* [Prompt]
Exactly repeat all the records below, omitting the images they hold.

Stored entries:

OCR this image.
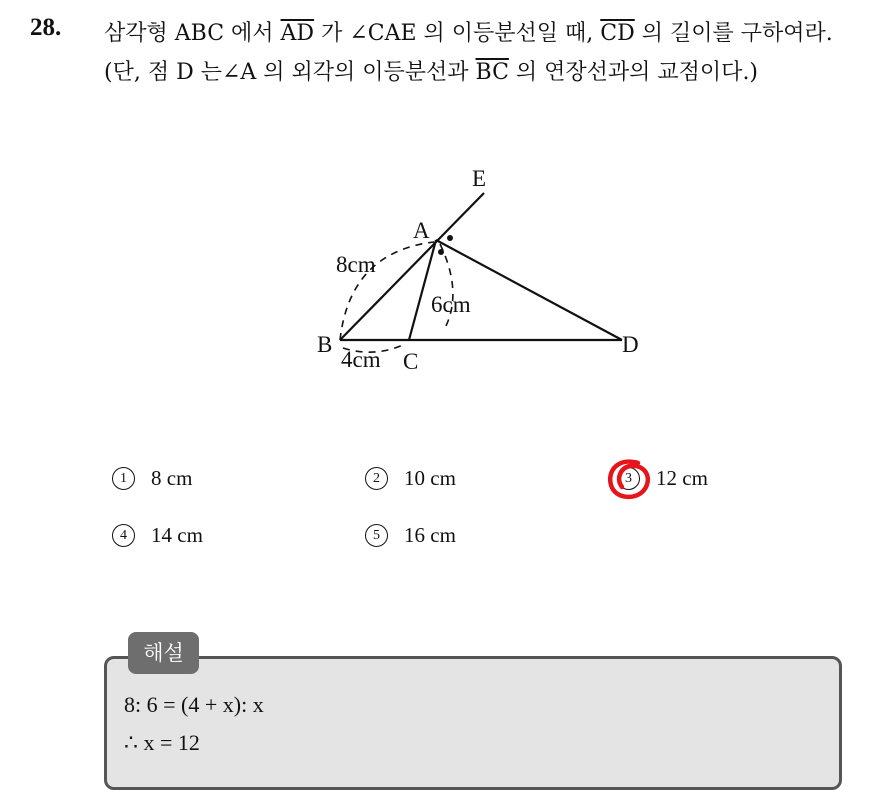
28. 삼각형 ABC 에서 $\overline{AD}$ 가 ∠CAE 의 이등분선일 때, $\overline{CD}$ 의 길이를 구하여라.(단, 점 D 는∠A 의 외각의 이등분선과 $\overline{BC}$ 의 연장선과의 교점이다.)
E
A
B
C
D
8cm
6cm
4cm
1	8 cm	2	10 cm	3	12 cm
4	14 cm	5	16 cm
해설
8: 6 = (4 + x): x
∴ x = 12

* [Answer for the task]
OCR this image.
28. 삼각형 ABC 에서 $\overline{AD}$ 가 ∠CAE 의 이등분선일 때, $\overline{CD}$ 의 길이를 구하여라.(단, 점 D 는∠A 의 외각의 이등분선과 $\overline{BC}$ 의 연장선과의 교점이다.)
E
A
B
C
D
8cm
6cm
4cm
1	8 cm	2	10 cm	3	12 cm
4	14 cm	5	16 cm
해설
8: 6 = (4 + x): x
∴ x = 12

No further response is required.